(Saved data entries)
----------------------------------------

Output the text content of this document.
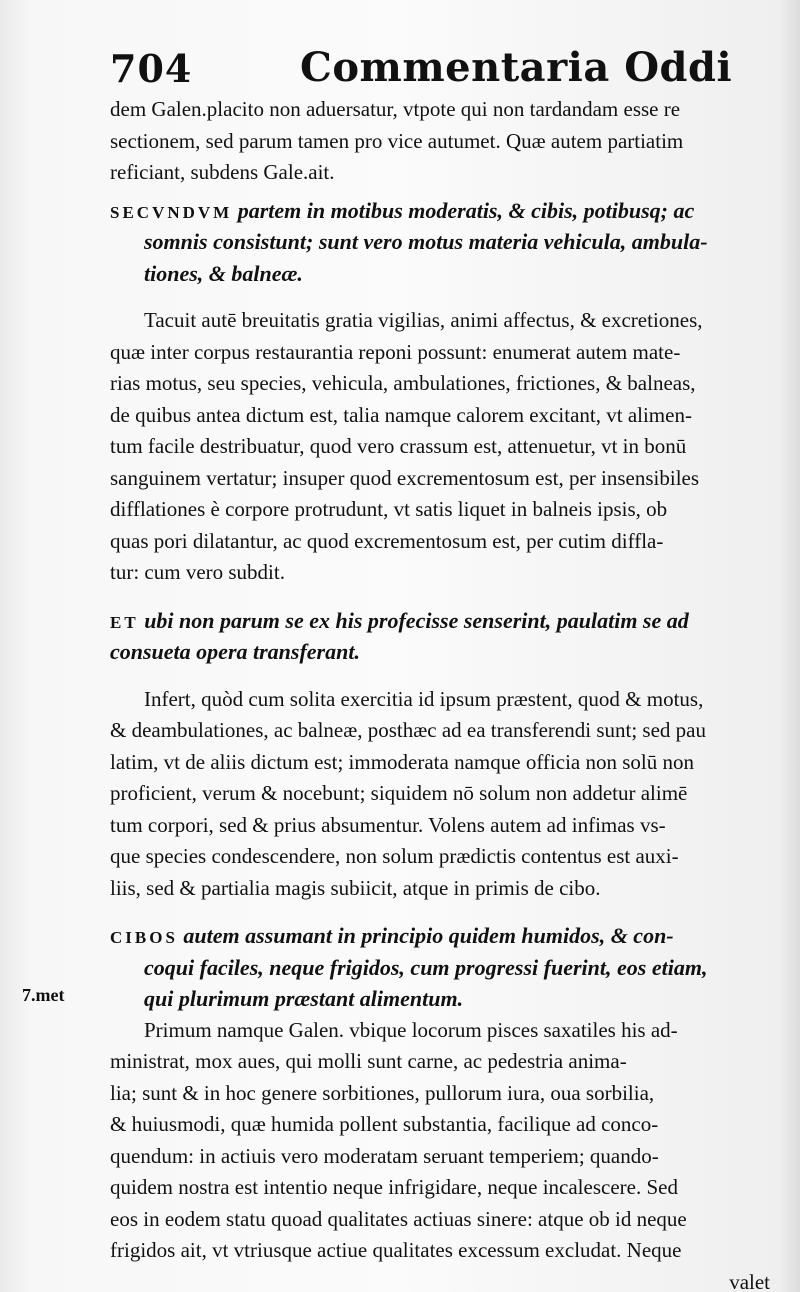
704	Commentaria Oddi
7.met
dem Galen.placito non aduersatur, vtpote qui non tardandam esse re
sectionem, sed parum tamen pro vice autumet. Quæ autem partiatim
reficiant, subdens Gale.ait.
SECVNDVM partem in motibus moderatis, & cibis, potibusq; ac
somnis consistunt; sunt vero motus materia vehicula, ambula-
tiones, & balneæ.
Tacuit autē breuitatis gratia vigilias, animi affectus, & excretiones,
quæ inter corpus restaurantia reponi possunt: enumerat autem mate-
rias motus, seu species, vehicula, ambulationes, frictiones, & balneas,
de quibus antea dictum est, talia namque calorem excitant, vt alimen-
tum facile destribuatur, quod vero crassum est, attenuetur, vt in bonū
sanguinem vertatur; insuper quod excrementosum est, per insensibiles
difflationes è corpore protrudunt, vt satis liquet in balneis ipsis, ob
quas pori dilatantur, ac quod excrementosum est, per cutim diffla-
tur: cum vero subdit.
ET ubi non parum se ex his profecisse senserint, paulatim se ad
consueta opera transferant.
Infert, quòd cum solita exercitia id ipsum præstent, quod & motus,
& deambulationes, ac balneæ, posthæc ad ea transferendi sunt; sed pau
latim, vt de aliis dictum est; immoderata namque officia non solū non
proficient, verum & nocebunt; siquidem nō solum non addetur alimē
tum corpori, sed & prius absumentur. Volens autem ad infimas vs-
que species condescendere, non solum prædictis contentus est auxi-
liis, sed & partialia magis subiicit, atque in primis de cibo.
CIBOS autem assumant in principio quidem humidos, & con-
coqui faciles, neque frigidos, cum progressi fuerint, eos etiam,
qui plurimum præstant alimentum.
Primum namque Galen. vbique locorum pisces saxatiles his ad-
ministrat, mox aues, qui molli sunt carne, ac pedestria anima-
lia; sunt & in hoc genere sorbitiones, pullorum iura, oua sorbilia,
& huiusmodi, quæ humida pollent substantia, facilique ad conco-
quendum: in actiuis vero moderatam seruant temperiem; quando-
quidem nostra est intentio neque infrigidare, neque incalescere. Sed
eos in eodem statu quoad qualitates actiuas sinere: atque ob id neque
frigidos ait, vt vtriusque actiue qualitates excessum excludat. Neque
valet
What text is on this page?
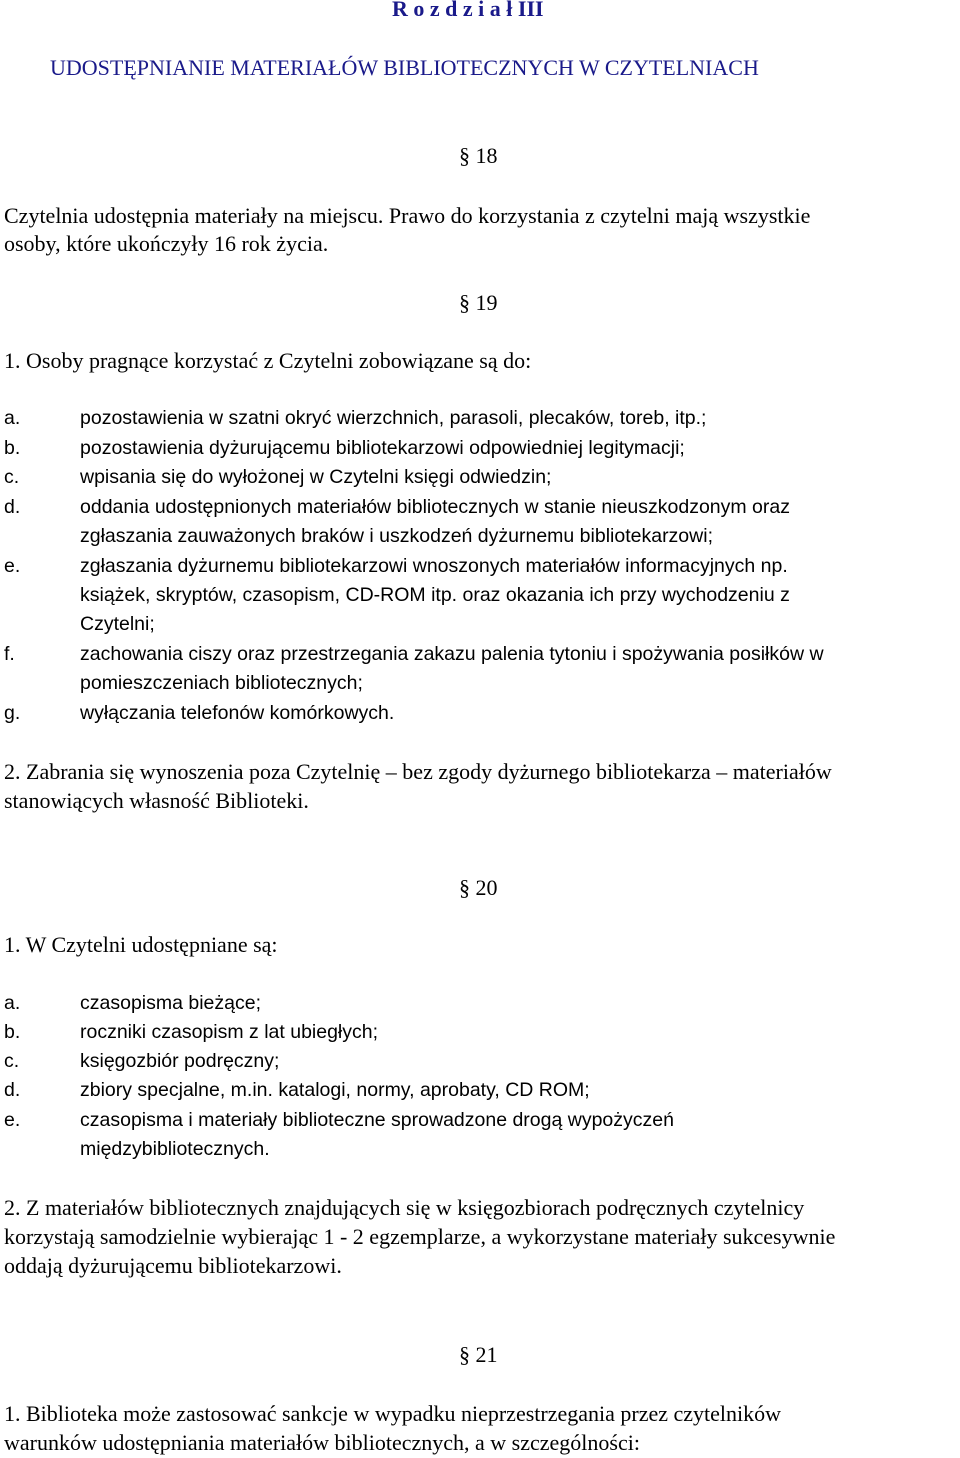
R o z d z i a ł III
UDOSTĘPNIANIE MATERIAŁÓW BIBLIOTECZNYCH W CZYTELNIACH
§ 18
Czytelnia udostępnia materiały na miejscu. Prawo do korzystania z czytelni mają wszystkie
osoby, które ukończyły 16 rok życia.
§ 19
1. Osoby pragnące korzystać z Czytelni zobowiązane są do:
a.	pozostawienia w szatni okryć wierzchnich, parasoli, plecaków, toreb, itp.;
b.	pozostawienia dyżurującemu bibliotekarzowi odpowiedniej legitymacji;
c.	wpisania się do wyłożonej w Czytelni księgi odwiedzin;
d.	oddania udostępnionych materiałów bibliotecznych w stanie nieuszkodzonym oraz
zgłaszania zauważonych braków i uszkodzeń dyżurnemu bibliotekarzowi;
e.	zgłaszania dyżurnemu bibliotekarzowi wnoszonych materiałów informacyjnych np.
książek, skryptów, czasopism, CD-ROM itp. oraz okazania ich przy wychodzeniu z
Czytelni;
f.	zachowania ciszy oraz przestrzegania zakazu palenia tytoniu i spożywania posiłków w
pomieszczeniach bibliotecznych;
g.	wyłączania telefonów komórkowych.
2. Zabrania się wynoszenia poza Czytelnię – bez zgody dyżurnego bibliotekarza – materiałów
stanowiących własność Biblioteki.
§ 20
1. W Czytelni udostępniane są:
a.	czasopisma bieżące;
b.	roczniki czasopism z lat ubiegłych;
c.	księgozbiór podręczny;
d.	zbiory specjalne, m.in. katalogi, normy, aprobaty, CD ROM;
e.	czasopisma i materiały biblioteczne sprowadzone drogą wypożyczeń
międzybibliotecznych.
2. Z materiałów bibliotecznych znajdujących się w księgozbiorach podręcznych czytelnicy
korzystają samodzielnie wybierając 1 - 2 egzemplarze, a wykorzystane materiały sukcesywnie
oddają dyżurującemu bibliotekarzowi.
§ 21
1. Biblioteka może zastosować sankcje w wypadku nieprzestrzegania przez czytelników
warunków udostępniania materiałów bibliotecznych, a w szczególności:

----------------------------------------

What the task requires - Every line above should be returned exactly; the pictures stay out.

Final result -
Output the text content of this document.
704	Commentaria Oddi
7.met
dem Galen.placito non aduersatur, vtpote qui non tardandam esse re
sectionem, sed parum tamen pro vice autumet. Quæ autem partiatim
reficiant, subdens Gale.ait.
SECVNDVM partem in motibus moderatis, & cibis, potibusq; ac
somnis consistunt; sunt vero motus materia vehicula, ambula-
tiones, & balneæ.
Tacuit autē breuitatis gratia vigilias, animi affectus, & excretiones,
quæ inter corpus restaurantia reponi possunt: enumerat autem mate-
rias motus, seu species, vehicula, ambulationes, frictiones, & balneas,
de quibus antea dictum est, talia namque calorem excitant, vt alimen-
tum facile destribuatur, quod vero crassum est, attenuetur, vt in bonū
sanguinem vertatur; insuper quod excrementosum est, per insensibiles
difflationes è corpore protrudunt, vt satis liquet in balneis ipsis, ob
quas pori dilatantur, ac quod excrementosum est, per cutim diffla-
tur: cum vero subdit.
ET ubi non parum se ex his profecisse senserint, paulatim se ad
consueta opera transferant.
Infert, quòd cum solita exercitia id ipsum præstent, quod & motus,
& deambulationes, ac balneæ, posthæc ad ea transferendi sunt; sed pau
latim, vt de aliis dictum est; immoderata namque officia non solū non
proficient, verum & nocebunt; siquidem nō solum non addetur alimē
tum corpori, sed & prius absumentur. Volens autem ad infimas vs-
que species condescendere, non solum prædictis contentus est auxi-
liis, sed & partialia magis subiicit, atque in primis de cibo.
CIBOS autem assumant in principio quidem humidos, & con-
coqui faciles, neque frigidos, cum progressi fuerint, eos etiam,
qui plurimum præstant alimentum.
Primum namque Galen. vbique locorum pisces saxatiles his ad-
ministrat, mox aues, qui molli sunt carne, ac pedestria anima-
lia; sunt & in hoc genere sorbitiones, pullorum iura, oua sorbilia,
& huiusmodi, quæ humida pollent substantia, facilique ad conco-
quendum: in actiuis vero moderatam seruant temperiem; quando-
quidem nostra est intentio neque infrigidare, neque incalescere. Sed
eos in eodem statu quoad qualitates actiuas sinere: atque ob id neque
frigidos ait, vt vtriusque actiue qualitates excessum excludat. Neque
valet
What text is on this page?
R o z d z i a ł III
UDOSTĘPNIANIE MATERIAŁÓW BIBLIOTECZNYCH W CZYTELNIACH
§ 18
Czytelnia udostępnia materiały na miejscu. Prawo do korzystania z czytelni mają wszystkie
osoby, które ukończyły 16 rok życia.
§ 19
1. Osoby pragnące korzystać z Czytelni zobowiązane są do:
a.	pozostawienia w szatni okryć wierzchnich, parasoli, plecaków, toreb, itp.;
b.	pozostawienia dyżurującemu bibliotekarzowi odpowiedniej legitymacji;
c.	wpisania się do wyłożonej w Czytelni księgi odwiedzin;
d.	oddania udostępnionych materiałów bibliotecznych w stanie nieuszkodzonym oraz
zgłaszania zauważonych braków i uszkodzeń dyżurnemu bibliotekarzowi;
e.	zgłaszania dyżurnemu bibliotekarzowi wnoszonych materiałów informacyjnych np.
książek, skryptów, czasopism, CD-ROM itp. oraz okazania ich przy wychodzeniu z
Czytelni;
f.	zachowania ciszy oraz przestrzegania zakazu palenia tytoniu i spożywania posiłków w
pomieszczeniach bibliotecznych;
g.	wyłączania telefonów komórkowych.
2. Zabrania się wynoszenia poza Czytelnię – bez zgody dyżurnego bibliotekarza – materiałów
stanowiących własność Biblioteki.
§ 20
1. W Czytelni udostępniane są:
a.	czasopisma bieżące;
b.	roczniki czasopism z lat ubiegłych;
c.	księgozbiór podręczny;
d.	zbiory specjalne, m.in. katalogi, normy, aprobaty, CD ROM;
e.	czasopisma i materiały biblioteczne sprowadzone drogą wypożyczeń
międzybibliotecznych.
2. Z materiałów bibliotecznych znajdujących się w księgozbiorach podręcznych czytelnicy
korzystają samodzielnie wybierając 1 - 2 egzemplarze, a wykorzystane materiały sukcesywnie
oddają dyżurującemu bibliotekarzowi.
§ 21
1. Biblioteka może zastosować sankcje w wypadku nieprzestrzegania przez czytelników
warunków udostępniania materiałów bibliotecznych, a w szczególności:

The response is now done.